(Items listed in a dataset)

========

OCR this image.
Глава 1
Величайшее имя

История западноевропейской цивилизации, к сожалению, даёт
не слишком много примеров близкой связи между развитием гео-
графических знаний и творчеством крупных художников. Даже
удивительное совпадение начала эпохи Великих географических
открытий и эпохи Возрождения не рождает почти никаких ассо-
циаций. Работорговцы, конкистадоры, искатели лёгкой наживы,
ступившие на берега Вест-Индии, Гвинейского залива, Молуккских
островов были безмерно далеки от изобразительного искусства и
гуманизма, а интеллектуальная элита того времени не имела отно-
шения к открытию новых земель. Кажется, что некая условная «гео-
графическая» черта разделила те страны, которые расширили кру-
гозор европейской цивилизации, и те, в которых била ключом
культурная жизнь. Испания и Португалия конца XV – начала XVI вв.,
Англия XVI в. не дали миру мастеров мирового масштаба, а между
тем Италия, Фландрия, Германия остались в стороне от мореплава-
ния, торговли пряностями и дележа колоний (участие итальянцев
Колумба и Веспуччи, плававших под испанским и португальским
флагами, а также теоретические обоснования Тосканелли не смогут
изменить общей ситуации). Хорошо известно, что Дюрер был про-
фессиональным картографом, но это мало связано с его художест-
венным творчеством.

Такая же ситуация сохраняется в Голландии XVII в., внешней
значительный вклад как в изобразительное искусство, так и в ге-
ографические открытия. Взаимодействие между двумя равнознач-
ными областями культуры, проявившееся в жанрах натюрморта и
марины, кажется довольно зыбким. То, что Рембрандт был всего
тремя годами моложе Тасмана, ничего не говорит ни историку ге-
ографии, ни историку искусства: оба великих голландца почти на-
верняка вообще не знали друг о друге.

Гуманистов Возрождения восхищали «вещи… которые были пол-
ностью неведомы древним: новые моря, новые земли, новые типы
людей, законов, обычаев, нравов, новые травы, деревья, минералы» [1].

========

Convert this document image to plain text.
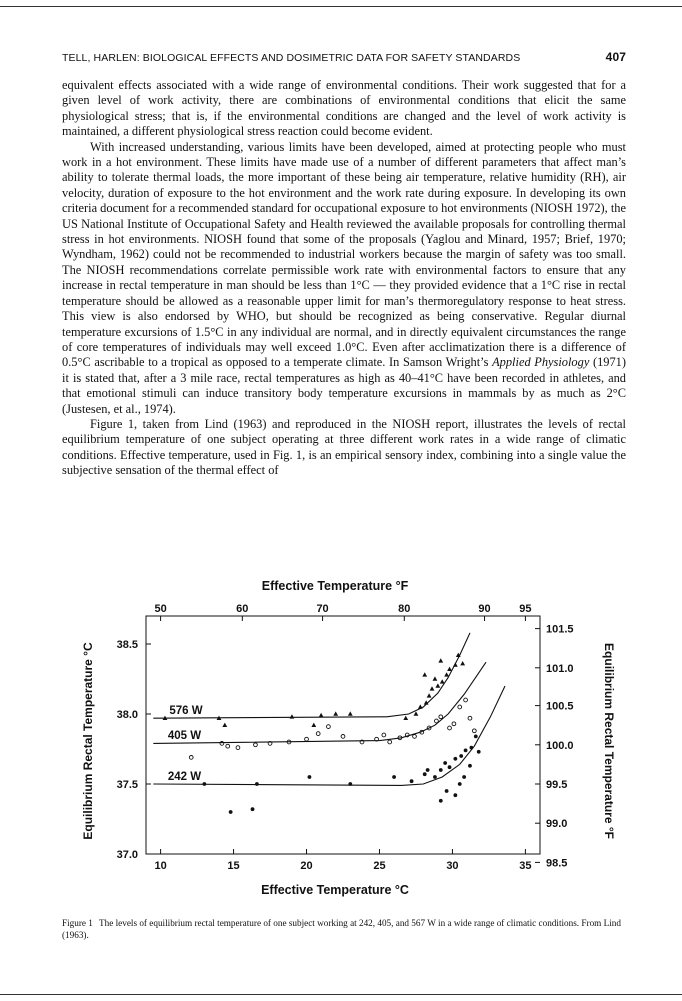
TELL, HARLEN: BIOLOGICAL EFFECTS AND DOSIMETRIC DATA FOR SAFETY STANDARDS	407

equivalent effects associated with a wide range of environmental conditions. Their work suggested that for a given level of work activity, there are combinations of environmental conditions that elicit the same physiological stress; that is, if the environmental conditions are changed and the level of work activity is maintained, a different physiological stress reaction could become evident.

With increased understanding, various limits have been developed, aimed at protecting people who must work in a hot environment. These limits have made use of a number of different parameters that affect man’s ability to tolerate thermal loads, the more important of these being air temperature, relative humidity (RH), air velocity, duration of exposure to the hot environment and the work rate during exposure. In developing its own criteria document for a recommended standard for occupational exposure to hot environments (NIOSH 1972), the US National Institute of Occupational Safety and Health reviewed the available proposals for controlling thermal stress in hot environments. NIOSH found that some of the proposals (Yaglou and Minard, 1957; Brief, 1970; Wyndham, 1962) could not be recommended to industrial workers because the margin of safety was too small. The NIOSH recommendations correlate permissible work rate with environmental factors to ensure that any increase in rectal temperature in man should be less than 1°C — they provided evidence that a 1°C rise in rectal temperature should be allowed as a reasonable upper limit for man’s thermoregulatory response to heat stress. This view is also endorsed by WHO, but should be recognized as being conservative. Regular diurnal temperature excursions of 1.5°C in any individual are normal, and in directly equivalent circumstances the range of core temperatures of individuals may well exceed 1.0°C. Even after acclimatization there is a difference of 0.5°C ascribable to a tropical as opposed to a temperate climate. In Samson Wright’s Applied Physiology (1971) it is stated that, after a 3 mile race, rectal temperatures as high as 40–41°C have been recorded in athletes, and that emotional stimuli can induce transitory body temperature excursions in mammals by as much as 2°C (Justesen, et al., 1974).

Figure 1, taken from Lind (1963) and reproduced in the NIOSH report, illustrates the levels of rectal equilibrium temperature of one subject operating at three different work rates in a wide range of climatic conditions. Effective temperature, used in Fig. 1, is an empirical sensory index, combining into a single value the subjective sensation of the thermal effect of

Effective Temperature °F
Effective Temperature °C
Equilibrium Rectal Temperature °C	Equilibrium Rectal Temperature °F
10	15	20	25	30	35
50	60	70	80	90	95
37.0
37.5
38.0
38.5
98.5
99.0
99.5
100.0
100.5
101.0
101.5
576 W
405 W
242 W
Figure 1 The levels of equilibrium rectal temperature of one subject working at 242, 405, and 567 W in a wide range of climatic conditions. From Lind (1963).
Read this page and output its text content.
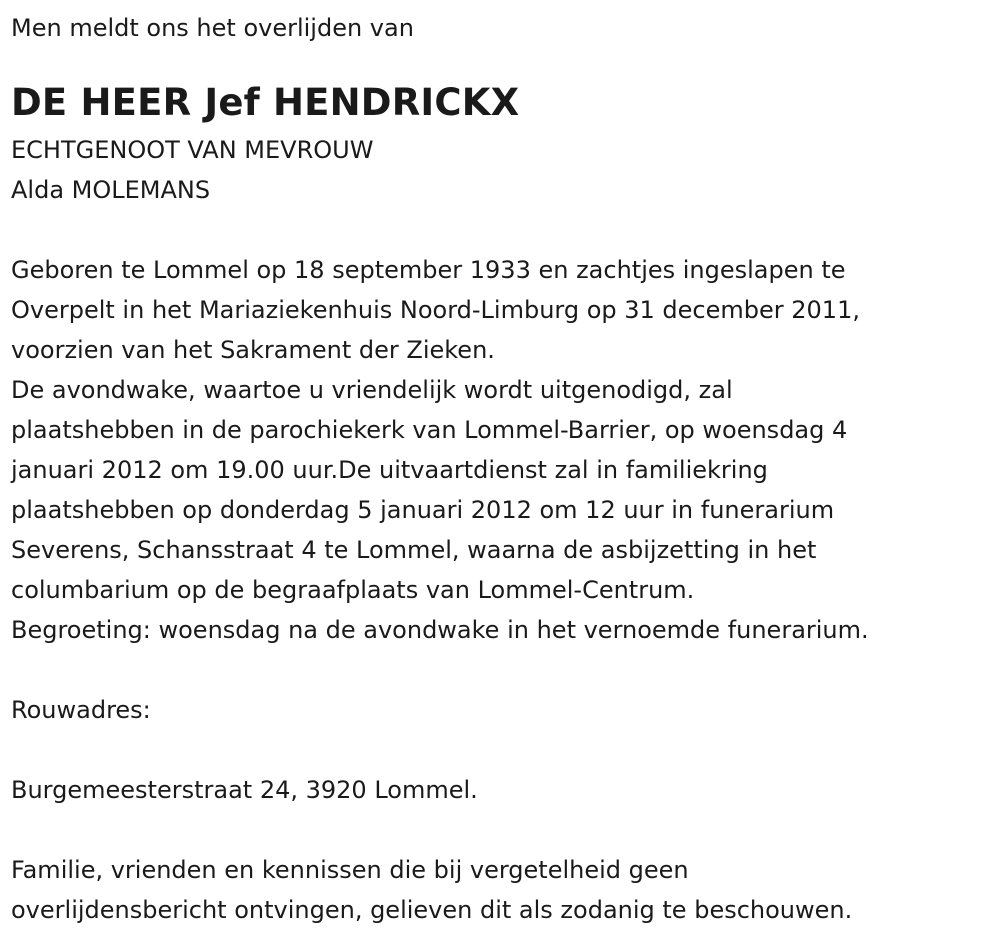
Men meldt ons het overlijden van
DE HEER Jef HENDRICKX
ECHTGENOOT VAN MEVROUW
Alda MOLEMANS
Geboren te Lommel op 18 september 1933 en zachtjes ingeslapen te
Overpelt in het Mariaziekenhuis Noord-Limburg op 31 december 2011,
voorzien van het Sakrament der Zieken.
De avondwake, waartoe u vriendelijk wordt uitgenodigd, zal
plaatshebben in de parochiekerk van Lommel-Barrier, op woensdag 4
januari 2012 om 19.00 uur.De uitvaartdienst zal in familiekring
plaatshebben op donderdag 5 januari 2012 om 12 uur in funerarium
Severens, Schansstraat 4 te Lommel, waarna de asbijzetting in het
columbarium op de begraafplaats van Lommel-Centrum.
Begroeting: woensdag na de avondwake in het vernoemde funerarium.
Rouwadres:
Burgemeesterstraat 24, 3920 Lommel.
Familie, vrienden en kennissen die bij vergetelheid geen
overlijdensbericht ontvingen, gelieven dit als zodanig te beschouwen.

========

What the task requires: Gather each line from the listing above that holds "wide".

The output:
equivalent effects associated with a wide range of environmental conditions. Their work suggested that for a given level of work activity, there are combinations of environmental conditions that elicit the same physiological stress; that is, if the environmental conditions are changed and the level of work activity is maintained, a different physiological stress reaction could become evident.
Figure 1, taken from Lind (1963) and reproduced in the NIOSH report, illustrates the levels of rectal equilibrium temperature of one subject operating at three different work rates in a wide range of climatic conditions. Effective temperature, used in Fig. 1, is an empirical sensory index, combining into a single value the subjective sensation of the thermal effect of
Figure 1 The levels of equilibrium rectal temperature of one subject working at 242, 405, and 567 W in a wide range of climatic conditions. From Lind (1963).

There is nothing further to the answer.